Tasks.
[1] According to the Bazel build excerpt, which kind of file did the author decide not to use in this project?
[2] In the records, copy the lines from the one containing "deformed-body: x [298, 143, 354, 360]" to the one containing "Decompose this screenshot", including both.

Document.
+===+
The last section will setup and configure our bundler, the development server, the production build, and the tests.

When using Bazel, every dependency is declared, inputs and outputs are known. This will allow us to analyze what's going on and build a directed graph. We can query any package, rule or repository and its dependencies using the query command. The query command is very expressive in what you can request, and you can also get different output types. I recommend taking a look at the documentation. We'll be also using a tool to convert the query graph results to an image.

// get al the packages in the workspace
bazel query --output=graph ... | dot -Tpng > graph.png

This looks a little too much information. Fortunately, we can select portions of our graph.

bazel query "kind(rule, allpaths(//src:devserver, //...))" --output=graph | dot -Tpng > devserver.png

Let's start optimizing, and customizing our build, with what we have now. First of all, for this project, I decided that I won't be using any .scss file, so I can get rid of the styles rule. Remember to remove any reference to it as well.

I also want the app directory to be its own package, so I'll create a BUILD.bazel file in it.

package(default_visibility = ["//visibility:public"])

load("@npm_angular_bazel//:index.bzl", "ng_module")

ng_module(
    name = "app",
    srcs = glob(
        include = ["**/*.ts"],
        exclude = ["**/*.spec.ts"],
    ),
    assets = glob([
      "**/*.css",
      "**/*.html",
    ]),
    deps = [
        "@npm//@angular/core",
        "@npm//@angular/platform-browser",
        "@npm//@angular/router",
        "@npm//@types",
        "@npm//rxjs",
    ],
)

ts_library(
    name = "test_lib",
    testonly = 1,
    srcs = ["app.component.spec.ts"],
    deps = [
        ":app",
        "@npm//@angular/core",
        "@npm//@angular/router",
        "@npm//@types",
    ],
)

We've declared a new rule inside this new package inside src/app named app. We've also created a rule to handle the tests inside this package.
Next, we've removed the references to the styles rule, removed it, and instead we're setting the styles.css as the source. Also, we added a reference to the tests inside the app package.

ng_module(
    name = "src",
    srcs = glob(
        include = ["**/*.ts"],
        exclude = [
            "**/*.spec.ts",
            "main.ts",
            "test.ts",
            "initialize_testbed.ts",
        ],
    ),
    assets = glob([
      "**/*.css",
      "**/*.html",
    ]),
    deps = [
        "@npm//@angular/core",
        "@npm//@angular/platform-browser",
        "@npm//@angular/router",
        "@npm//@types",
        "@npm//rxjs",
        "//src/app"
    ],
)

rollup_bundle(
    name = "bundle",
    entry_point = ":main.prod.ts",
    deps = [
        "//src",
        "@npm//@angular/router",
        "@npm//rxjs",
    ],
)
+===+
Data listing.

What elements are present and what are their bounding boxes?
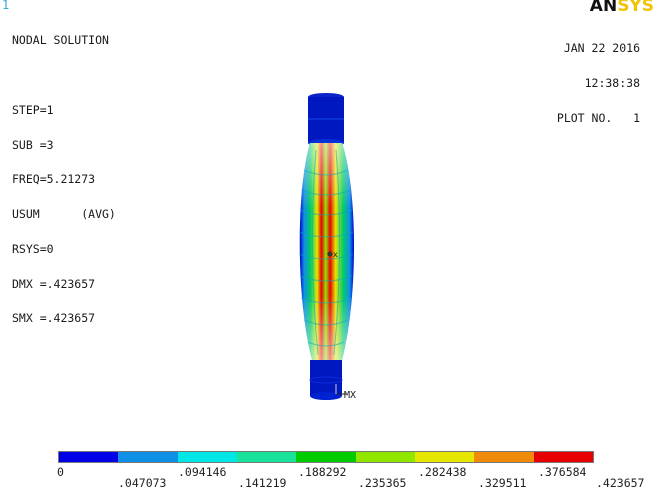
deformed-body: x [298, 143, 354, 360]
legend-tick: .282438 [418, 465, 467, 479]
legend-tick: 0 [57, 465, 64, 479]
legend-band-8 [474, 452, 534, 462]
fea-model-viewport[interactable]: x MX [0, 0, 658, 492]
legend-tick: .141219 [238, 476, 287, 490]
legend-tick: .047073 [118, 476, 167, 490]
legend-tick: .235365 [358, 476, 407, 490]
shaft-top-segment [308, 93, 344, 147]
legend-band-4 [236, 452, 297, 462]
legend-band-3 [177, 452, 237, 462]
legend-band-9 [533, 452, 593, 462]
legend-band-5 [296, 452, 356, 462]
legend-band-6 [355, 452, 415, 462]
legend-band-1 [59, 452, 119, 462]
legend-tick: .329511 [478, 476, 527, 490]
legend-band-7 [414, 452, 475, 462]
legend-tick: .423657 [596, 476, 645, 490]
legend-band-2 [118, 452, 178, 462]
max-marker: x [333, 250, 338, 259]
contour-legend-bar [58, 451, 594, 463]
legend-tick: .094146 [178, 465, 227, 479]
legend-tick: .376584 [538, 465, 587, 479]
triad-label: MX [344, 390, 356, 401]
legend-tick: .188292 [298, 465, 347, 479]
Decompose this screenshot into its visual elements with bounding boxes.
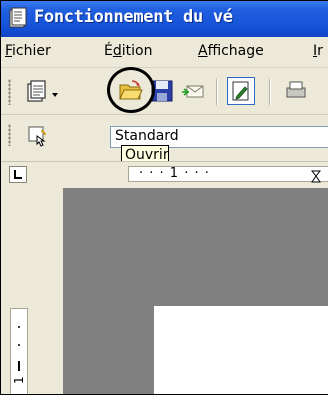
- tab-stop-icon[interactable]: [9, 166, 27, 183]
- styles-icon[interactable]: [26, 124, 52, 150]
- new-document-icon[interactable]: [24, 78, 50, 104]
- standard-toolbar: [1, 68, 328, 115]
- paragraph-style-value: Standard: [115, 128, 179, 144]
- email-icon[interactable]: [181, 78, 207, 104]
- svg-text:1: 1: [12, 376, 26, 384]
- highlight-circle: [107, 67, 155, 113]
- menu-bar: Fichier Édition Affichage Ir: [1, 37, 328, 68]
- menu-insertion[interactable]: Ir: [313, 43, 323, 59]
- toolbar-grip[interactable]: [8, 79, 11, 105]
- document-page[interactable]: [154, 306, 328, 394]
- dropdown-arrow-icon[interactable]: [51, 84, 59, 97]
- horizontal-ruler[interactable]: · · · 1 · · ·: [128, 166, 328, 183]
- menu-edition[interactable]: Édition: [104, 43, 152, 59]
- print-icon[interactable]: [283, 78, 309, 104]
- edit-file-icon[interactable]: [227, 77, 255, 105]
- toolbar-separator: [216, 79, 217, 105]
- toolbar-separator: [269, 79, 270, 105]
- ruler-marks: · · · 1 · · ·: [139, 166, 210, 181]
- application-window: Fonctionnement du vé Fichier Édition Aff…: [0, 0, 328, 395]
- menu-affichage[interactable]: Affichage: [198, 43, 264, 59]
- title-bar[interactable]: Fonctionnement du vé: [1, 1, 328, 37]
- toolbar-grip[interactable]: [8, 124, 11, 146]
- menu-fichier[interactable]: Fichier: [5, 43, 51, 59]
- vertical-ruler[interactable]: 1: [10, 308, 28, 394]
- app-icon: [8, 7, 28, 29]
- window-title: Fonctionnement du vé: [34, 7, 233, 27]
- indent-marker-icon[interactable]: [310, 168, 322, 187]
+===+
Task answers.
[1] .scss files

[2]
deformed-body: x [298, 143, 354, 360]
legend-tick: .282438 [418, 465, 467, 479]
legend-tick: 0 [57, 465, 64, 479]
legend-band-8 [474, 452, 534, 462]
fea-model-viewport[interactable]: x MX [0, 0, 658, 492]
legend-tick: .141219 [238, 476, 287, 490]
legend-tick: .047073 [118, 476, 167, 490]
legend-tick: .235365 [358, 476, 407, 490]
shaft-top-segment [308, 93, 344, 147]
legend-band-4 [236, 452, 297, 462]
legend-band-3 [177, 452, 237, 462]
legend-band-9 [533, 452, 593, 462]
legend-band-5 [296, 452, 356, 462]
legend-band-6 [355, 452, 415, 462]
legend-band-1 [59, 452, 119, 462]
legend-tick: .329511 [478, 476, 527, 490]
legend-band-7 [414, 452, 475, 462]
legend-tick: .423657 [596, 476, 645, 490]
legend-band-2 [118, 452, 178, 462]
max-marker: x [333, 250, 338, 259]
contour-legend-bar [58, 451, 594, 463]
legend-tick: .094146 [178, 465, 227, 479]
legend-tick: .376584 [538, 465, 587, 479]
triad-label: MX [344, 390, 356, 401]
legend-tick: .188292 [298, 465, 347, 479]
Decompose this screenshot into its visual elements with bounding boxes.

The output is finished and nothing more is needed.